* **Extract provided**:
################
You are considered a beginner in surf the first 4 years if you surf everyday, my surf instructor told me with an air of superiority. At my current rythm of 4 days per year, I should reach the intermediate level in around 365 years. Then, I'll be ready and I'll be cool. Byron bay must have the biggest concentration of blond people (both sex) outside sweden. All good looking and intermediate level in surf, with hats and playing guitar near the beach by night. I get the feeling that if I stayed there a bit longer, my hair would start turning blond.

I met a cool blond girl in Costa Rica and she lives in Byron Bay. Unfortunately, she's in silence radio mode for some time and I couldn't catch her there. Did she snub me or was she eaten by a shark, I don't know (the probability of her snubbing me is probably higher than getting hit by the lightning). All I know is that I tried to spot her once in Byron Bay, but I stopped after one hour as my neck was hurting. On a side note, I met a isrealian guy in my hostel, whom I had first met in Panama one year ago! This is a small world.

byronBeach2.mini.jpg

Sydney, Australia, Down Under

And here we go. Sydney, Australia, life dream comes true. Very very nice city.
It's a mixture between San Francisco and London, with the beautiful beaches in addition (there are beaches in SF but you the water is too cold to swim). I could have stayed there my whole trip (1 month).
In fact some people do that (and they usually stay more than 1 month). There is so much to do there that you get the feeling to rush things in one week. I wish I could teleport friends and family and live here. This is a shared feeling with most people I met.

This won't happen I fear.

sydney bay

I went at the top of the bridge. BridgeClimb they call that.
Nice view but a rip off : 120 euros. The guide with our group was a very pretty blond girl (no picture sorry) what hardly made up for the price. What impressed me more is how she made some really funny jokes along the way, jokes she probably does 4 times a day. But she did them like if it was the first time. We laugh as good ripped off tourists do. Australians seem to have a wicked sense of humour, a bit like the english, whom they call poms and whom they take pleasure to beat at every sport.
################
* **Input data**:
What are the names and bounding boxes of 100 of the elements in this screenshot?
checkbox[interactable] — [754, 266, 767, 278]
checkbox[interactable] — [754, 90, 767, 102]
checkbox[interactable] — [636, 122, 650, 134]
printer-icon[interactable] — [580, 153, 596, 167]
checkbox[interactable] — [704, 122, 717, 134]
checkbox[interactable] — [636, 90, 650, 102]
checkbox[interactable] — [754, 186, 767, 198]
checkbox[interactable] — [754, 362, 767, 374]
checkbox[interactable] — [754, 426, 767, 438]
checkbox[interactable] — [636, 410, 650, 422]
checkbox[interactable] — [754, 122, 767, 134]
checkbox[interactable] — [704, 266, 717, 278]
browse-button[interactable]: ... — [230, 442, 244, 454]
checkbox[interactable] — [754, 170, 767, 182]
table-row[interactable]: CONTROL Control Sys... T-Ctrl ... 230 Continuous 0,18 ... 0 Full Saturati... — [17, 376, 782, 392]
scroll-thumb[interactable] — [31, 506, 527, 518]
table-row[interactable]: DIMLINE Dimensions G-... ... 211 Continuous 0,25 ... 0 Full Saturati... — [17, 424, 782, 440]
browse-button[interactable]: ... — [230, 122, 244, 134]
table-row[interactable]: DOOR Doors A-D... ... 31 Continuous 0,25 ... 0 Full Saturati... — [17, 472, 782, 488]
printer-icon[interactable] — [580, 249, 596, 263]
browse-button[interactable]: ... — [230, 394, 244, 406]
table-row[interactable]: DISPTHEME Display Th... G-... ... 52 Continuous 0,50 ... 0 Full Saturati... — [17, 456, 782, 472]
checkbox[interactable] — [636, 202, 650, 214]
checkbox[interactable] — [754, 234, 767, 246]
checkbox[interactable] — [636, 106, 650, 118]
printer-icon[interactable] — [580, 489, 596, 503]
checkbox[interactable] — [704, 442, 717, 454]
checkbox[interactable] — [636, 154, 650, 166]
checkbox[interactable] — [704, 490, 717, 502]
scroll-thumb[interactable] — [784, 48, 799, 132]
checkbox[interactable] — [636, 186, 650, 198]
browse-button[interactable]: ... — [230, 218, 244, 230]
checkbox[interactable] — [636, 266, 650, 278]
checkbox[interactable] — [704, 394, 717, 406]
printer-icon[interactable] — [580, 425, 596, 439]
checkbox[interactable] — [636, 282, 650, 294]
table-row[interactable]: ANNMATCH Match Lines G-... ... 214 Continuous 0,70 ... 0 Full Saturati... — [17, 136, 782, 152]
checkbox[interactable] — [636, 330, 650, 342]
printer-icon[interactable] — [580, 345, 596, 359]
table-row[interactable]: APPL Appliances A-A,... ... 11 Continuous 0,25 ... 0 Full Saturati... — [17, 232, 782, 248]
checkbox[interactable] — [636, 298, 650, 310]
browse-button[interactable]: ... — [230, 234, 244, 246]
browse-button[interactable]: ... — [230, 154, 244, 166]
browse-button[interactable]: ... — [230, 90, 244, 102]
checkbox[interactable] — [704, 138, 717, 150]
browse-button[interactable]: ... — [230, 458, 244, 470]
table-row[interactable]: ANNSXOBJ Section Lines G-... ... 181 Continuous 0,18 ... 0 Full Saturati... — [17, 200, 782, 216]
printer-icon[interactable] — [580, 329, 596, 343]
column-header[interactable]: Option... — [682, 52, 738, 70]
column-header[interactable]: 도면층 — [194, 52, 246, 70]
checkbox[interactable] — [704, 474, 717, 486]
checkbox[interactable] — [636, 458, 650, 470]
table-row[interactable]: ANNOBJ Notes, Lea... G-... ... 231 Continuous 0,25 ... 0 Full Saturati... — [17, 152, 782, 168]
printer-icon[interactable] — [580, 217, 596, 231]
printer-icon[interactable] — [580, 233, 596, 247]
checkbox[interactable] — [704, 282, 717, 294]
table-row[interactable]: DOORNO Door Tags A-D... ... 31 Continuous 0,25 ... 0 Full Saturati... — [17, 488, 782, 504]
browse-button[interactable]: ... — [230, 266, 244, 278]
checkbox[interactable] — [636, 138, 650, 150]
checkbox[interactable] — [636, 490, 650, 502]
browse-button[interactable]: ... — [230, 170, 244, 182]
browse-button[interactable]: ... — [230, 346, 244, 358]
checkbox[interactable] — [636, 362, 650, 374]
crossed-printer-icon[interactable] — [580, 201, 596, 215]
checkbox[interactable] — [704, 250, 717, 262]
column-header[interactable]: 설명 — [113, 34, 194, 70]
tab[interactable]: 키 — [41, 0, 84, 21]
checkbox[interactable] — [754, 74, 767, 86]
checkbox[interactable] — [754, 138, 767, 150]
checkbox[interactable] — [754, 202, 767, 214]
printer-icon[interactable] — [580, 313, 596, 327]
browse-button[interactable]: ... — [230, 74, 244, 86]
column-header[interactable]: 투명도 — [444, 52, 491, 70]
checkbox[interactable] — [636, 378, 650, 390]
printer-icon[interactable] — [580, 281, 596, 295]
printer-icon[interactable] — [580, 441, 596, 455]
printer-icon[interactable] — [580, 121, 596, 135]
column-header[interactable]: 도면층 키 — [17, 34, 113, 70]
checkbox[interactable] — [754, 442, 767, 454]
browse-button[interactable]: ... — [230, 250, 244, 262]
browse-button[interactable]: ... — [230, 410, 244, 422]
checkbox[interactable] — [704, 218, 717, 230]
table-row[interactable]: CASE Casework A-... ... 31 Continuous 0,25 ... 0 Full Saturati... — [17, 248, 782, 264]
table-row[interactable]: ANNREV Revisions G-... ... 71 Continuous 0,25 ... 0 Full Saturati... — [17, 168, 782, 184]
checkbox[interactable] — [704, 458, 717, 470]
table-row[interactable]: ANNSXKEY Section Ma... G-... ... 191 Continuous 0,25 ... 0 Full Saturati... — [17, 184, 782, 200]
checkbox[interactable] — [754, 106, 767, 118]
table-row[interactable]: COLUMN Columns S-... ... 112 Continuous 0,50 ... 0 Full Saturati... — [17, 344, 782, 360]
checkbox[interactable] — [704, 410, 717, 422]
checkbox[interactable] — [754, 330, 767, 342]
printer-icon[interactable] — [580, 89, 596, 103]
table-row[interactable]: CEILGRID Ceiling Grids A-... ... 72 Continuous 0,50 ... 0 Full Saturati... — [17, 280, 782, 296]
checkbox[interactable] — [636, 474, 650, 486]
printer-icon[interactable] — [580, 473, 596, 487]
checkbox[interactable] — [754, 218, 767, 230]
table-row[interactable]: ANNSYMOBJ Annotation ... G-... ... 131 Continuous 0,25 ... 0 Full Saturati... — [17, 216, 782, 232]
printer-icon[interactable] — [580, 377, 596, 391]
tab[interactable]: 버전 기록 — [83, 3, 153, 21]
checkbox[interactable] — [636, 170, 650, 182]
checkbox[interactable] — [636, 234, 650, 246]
################
* **Task 1**:
In the surf-and-Sydney travel blog, reproduce everything from "byronBeach2.mini.jpg" down to "trip (1 month).", swapping "London" for "Paris".
* **Task 2**:
Pick up the Australia travel blog where it stops and write what comes next.

* **Response box 1**:
byronBeach2.mini.jpg

Sydney, Australia, Down Under

And here we go. Sydney, Australia, life dream comes true. Very very nice city.
It's a mixture between San Francisco and Paris, with the beautiful beaches in addition (there are beaches in SF but you the water is too cold to swim). I could have stayed there my whole trip (1 month).

* **Response box 2**:
Everything is really expensive here, what is the main drawback of this country. But once you are so far down under (expression to speak about Australia and New Zealand), you think what the eck, I'm so far from home I might never come back, let's spend all my money.
I will need a better paid job after this trip.

The best way to see the city is to take a ferry to another part of sydney like the zoo or manly beach. the giraffe, a typical australian animal The giraffe, a typical australian animal

You can see koalas and animals from everywhere actually. Koalas are like pretty furrytoys but stupid (not that toys are really smart). They spend 80% of their energy to digest the toxin of eucalyptus what let them less time to think about other things than eucalyptus. They have this dizzy look in their eye like some people I know have after some beers. They have few predators, what is lucky for us because otherwise they wouldn't have passed the darwin test and we wouldn't have the pleasure to pay 20 euros to have a picture with one at the zoo.
In fact, the first colons hunted them but it was quickly forbidden. Just too easy...

So they introduced foxes from Europe to foxhunt. Foxes have multiplied everywhere and provoked extinction of many many species. Humans are not much smarter than koalas sometimes it seems. Tasmania was the only place in australia not invaded by foxes, until recently when one was spotted.
The little one is as wanted as Osama Ben Laden. And as hard to catch it seems.